OBJECTIVE: Output every record word for word.

--- Begin RECORDS FOR THIS EXERCISE ---

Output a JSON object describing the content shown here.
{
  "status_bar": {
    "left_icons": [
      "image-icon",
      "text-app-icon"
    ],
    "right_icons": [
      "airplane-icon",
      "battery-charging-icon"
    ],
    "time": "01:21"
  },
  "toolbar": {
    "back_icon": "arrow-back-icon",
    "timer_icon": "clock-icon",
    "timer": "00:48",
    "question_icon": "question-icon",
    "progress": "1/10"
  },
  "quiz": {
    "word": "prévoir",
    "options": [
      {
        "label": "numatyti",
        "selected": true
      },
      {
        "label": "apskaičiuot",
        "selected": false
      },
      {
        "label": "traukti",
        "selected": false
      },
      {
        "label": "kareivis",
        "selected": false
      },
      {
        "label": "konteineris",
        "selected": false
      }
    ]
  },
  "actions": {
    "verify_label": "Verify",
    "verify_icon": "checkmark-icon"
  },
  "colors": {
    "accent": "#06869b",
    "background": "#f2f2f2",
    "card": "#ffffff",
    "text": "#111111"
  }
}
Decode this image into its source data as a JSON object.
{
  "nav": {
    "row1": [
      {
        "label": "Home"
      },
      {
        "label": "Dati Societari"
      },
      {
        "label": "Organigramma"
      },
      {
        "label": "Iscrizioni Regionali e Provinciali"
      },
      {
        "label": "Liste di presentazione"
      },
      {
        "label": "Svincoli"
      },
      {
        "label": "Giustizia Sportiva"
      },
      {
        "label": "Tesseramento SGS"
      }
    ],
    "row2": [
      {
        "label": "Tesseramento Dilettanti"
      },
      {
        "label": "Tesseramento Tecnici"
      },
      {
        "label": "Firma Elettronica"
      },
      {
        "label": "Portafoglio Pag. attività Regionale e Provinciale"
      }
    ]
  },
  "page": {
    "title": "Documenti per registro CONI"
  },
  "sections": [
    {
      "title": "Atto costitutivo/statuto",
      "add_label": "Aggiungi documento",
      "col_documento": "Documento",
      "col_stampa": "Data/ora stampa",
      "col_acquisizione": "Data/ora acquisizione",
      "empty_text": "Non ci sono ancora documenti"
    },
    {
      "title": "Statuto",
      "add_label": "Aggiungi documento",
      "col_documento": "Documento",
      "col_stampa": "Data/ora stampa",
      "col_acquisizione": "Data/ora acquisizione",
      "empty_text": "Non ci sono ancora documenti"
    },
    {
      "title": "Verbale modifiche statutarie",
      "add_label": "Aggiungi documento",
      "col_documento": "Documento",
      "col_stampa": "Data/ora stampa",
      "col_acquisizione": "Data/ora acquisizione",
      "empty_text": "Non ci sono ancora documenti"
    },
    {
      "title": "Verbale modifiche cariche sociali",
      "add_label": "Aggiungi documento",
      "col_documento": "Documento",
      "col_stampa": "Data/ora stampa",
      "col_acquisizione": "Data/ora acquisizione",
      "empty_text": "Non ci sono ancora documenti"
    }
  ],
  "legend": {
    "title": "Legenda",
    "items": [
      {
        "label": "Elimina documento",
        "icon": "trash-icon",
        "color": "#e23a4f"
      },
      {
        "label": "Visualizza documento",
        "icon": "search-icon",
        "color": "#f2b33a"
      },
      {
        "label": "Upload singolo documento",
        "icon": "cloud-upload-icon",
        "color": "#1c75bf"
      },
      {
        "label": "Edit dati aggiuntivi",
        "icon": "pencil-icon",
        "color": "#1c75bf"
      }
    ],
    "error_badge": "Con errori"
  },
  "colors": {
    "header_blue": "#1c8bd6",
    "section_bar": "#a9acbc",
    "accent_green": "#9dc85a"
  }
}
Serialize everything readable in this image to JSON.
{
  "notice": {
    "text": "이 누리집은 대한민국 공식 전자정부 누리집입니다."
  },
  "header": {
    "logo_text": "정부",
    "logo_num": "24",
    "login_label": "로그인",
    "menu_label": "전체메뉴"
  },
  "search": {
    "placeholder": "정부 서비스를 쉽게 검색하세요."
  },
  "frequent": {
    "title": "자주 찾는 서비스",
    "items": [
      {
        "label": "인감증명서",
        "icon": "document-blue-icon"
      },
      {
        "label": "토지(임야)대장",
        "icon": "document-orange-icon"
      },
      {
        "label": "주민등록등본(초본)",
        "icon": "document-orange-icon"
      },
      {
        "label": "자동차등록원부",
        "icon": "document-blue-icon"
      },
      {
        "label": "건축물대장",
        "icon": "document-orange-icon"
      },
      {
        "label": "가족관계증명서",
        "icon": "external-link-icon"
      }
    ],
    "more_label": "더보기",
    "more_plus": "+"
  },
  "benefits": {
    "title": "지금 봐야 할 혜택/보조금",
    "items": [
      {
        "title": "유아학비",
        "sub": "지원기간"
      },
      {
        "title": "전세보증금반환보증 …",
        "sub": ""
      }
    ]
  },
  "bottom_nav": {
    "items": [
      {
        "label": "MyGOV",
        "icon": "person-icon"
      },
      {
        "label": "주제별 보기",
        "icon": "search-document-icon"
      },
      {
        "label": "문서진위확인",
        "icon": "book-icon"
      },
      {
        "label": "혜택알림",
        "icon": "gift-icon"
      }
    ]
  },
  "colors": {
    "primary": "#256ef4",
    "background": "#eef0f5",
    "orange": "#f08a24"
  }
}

--- End RECORDS FOR THIS EXERCISE ---

THE RESPONSE:
Output a JSON object describing the content shown here.
{
  "status_bar": {
    "left_icons": [
      "image-icon",
      "text-app-icon"
    ],
    "right_icons": [
      "airplane-icon",
      "battery-charging-icon"
    ],
    "time": "01:21"
  },
  "toolbar": {
    "back_icon": "arrow-back-icon",
    "timer_icon": "clock-icon",
    "timer": "00:48",
    "question_icon": "question-icon",
    "progress": "1/10"
  },
  "quiz": {
    "word": "prévoir",
    "options": [
      {
        "label": "numatyti",
        "selected": true
      },
      {
        "label": "apskaičiuot",
        "selected": false
      },
      {
        "label": "traukti",
        "selected": false
      },
      {
        "label": "kareivis",
        "selected": false
      },
      {
        "label": "konteineris",
        "selected": false
      }
    ]
  },
  "actions": {
    "verify_label": "Verify",
    "verify_icon": "checkmark-icon"
  },
  "colors": {
    "accent": "#06869b",
    "background": "#f2f2f2",
    "card": "#ffffff",
    "text": "#111111"
  }
}
Decode this image into its source data as a JSON object.
{
  "nav": {
    "row1": [
      {
        "label": "Home"
      },
      {
        "label": "Dati Societari"
      },
      {
        "label": "Organigramma"
      },
      {
        "label": "Iscrizioni Regionali e Provinciali"
      },
      {
        "label": "Liste di presentazione"
      },
      {
        "label": "Svincoli"
      },
      {
        "label": "Giustizia Sportiva"
      },
      {
        "label": "Tesseramento SGS"
      }
    ],
    "row2": [
      {
        "label": "Tesseramento Dilettanti"
      },
      {
        "label": "Tesseramento Tecnici"
      },
      {
        "label": "Firma Elettronica"
      },
      {
        "label": "Portafoglio Pag. attività Regionale e Provinciale"
      }
    ]
  },
  "page": {
    "title": "Documenti per registro CONI"
  },
  "sections": [
    {
      "title": "Atto costitutivo/statuto",
      "add_label": "Aggiungi documento",
      "col_documento": "Documento",
      "col_stampa": "Data/ora stampa",
      "col_acquisizione": "Data/ora acquisizione",
      "empty_text": "Non ci sono ancora documenti"
    },
    {
      "title": "Statuto",
      "add_label": "Aggiungi documento",
      "col_documento": "Documento",
      "col_stampa": "Data/ora stampa",
      "col_acquisizione": "Data/ora acquisizione",
      "empty_text": "Non ci sono ancora documenti"
    },
    {
      "title": "Verbale modifiche statutarie",
      "add_label": "Aggiungi documento",
      "col_documento": "Documento",
      "col_stampa": "Data/ora stampa",
      "col_acquisizione": "Data/ora acquisizione",
      "empty_text": "Non ci sono ancora documenti"
    },
    {
      "title": "Verbale modifiche cariche sociali",
      "add_label": "Aggiungi documento",
      "col_documento": "Documento",
      "col_stampa": "Data/ora stampa",
      "col_acquisizione": "Data/ora acquisizione",
      "empty_text": "Non ci sono ancora documenti"
    }
  ],
  "legend": {
    "title": "Legenda",
    "items": [
      {
        "label": "Elimina documento",
        "icon": "trash-icon",
        "color": "#e23a4f"
      },
      {
        "label": "Visualizza documento",
        "icon": "search-icon",
        "color": "#f2b33a"
      },
      {
        "label": "Upload singolo documento",
        "icon": "cloud-upload-icon",
        "color": "#1c75bf"
      },
      {
        "label": "Edit dati aggiuntivi",
        "icon": "pencil-icon",
        "color": "#1c75bf"
      }
    ],
    "error_badge": "Con errori"
  },
  "colors": {
    "header_blue": "#1c8bd6",
    "section_bar": "#a9acbc",
    "accent_green": "#9dc85a"
  }
}
Serialize everything readable in this image to JSON.
{
  "notice": {
    "text": "이 누리집은 대한민국 공식 전자정부 누리집입니다."
  },
  "header": {
    "logo_text": "정부",
    "logo_num": "24",
    "login_label": "로그인",
    "menu_label": "전체메뉴"
  },
  "search": {
    "placeholder": "정부 서비스를 쉽게 검색하세요."
  },
  "frequent": {
    "title": "자주 찾는 서비스",
    "items": [
      {
        "label": "인감증명서",
        "icon": "document-blue-icon"
      },
      {
        "label": "토지(임야)대장",
        "icon": "document-orange-icon"
      },
      {
        "label": "주민등록등본(초본)",
        "icon": "document-orange-icon"
      },
      {
        "label": "자동차등록원부",
        "icon": "document-blue-icon"
      },
      {
        "label": "건축물대장",
        "icon": "document-orange-icon"
      },
      {
        "label": "가족관계증명서",
        "icon": "external-link-icon"
      }
    ],
    "more_label": "더보기",
    "more_plus": "+"
  },
  "benefits": {
    "title": "지금 봐야 할 혜택/보조금",
    "items": [
      {
        "title": "유아학비",
        "sub": "지원기간"
      },
      {
        "title": "전세보증금반환보증 …",
        "sub": ""
      }
    ]
  },
  "bottom_nav": {
    "items": [
      {
        "label": "MyGOV",
        "icon": "person-icon"
      },
      {
        "label": "주제별 보기",
        "icon": "search-document-icon"
      },
      {
        "label": "문서진위확인",
        "icon": "book-icon"
      },
      {
        "label": "혜택알림",
        "icon": "gift-icon"
      }
    ]
  },
  "colors": {
    "primary": "#256ef4",
    "background": "#eef0f5",
    "orange": "#f08a24"
  }
}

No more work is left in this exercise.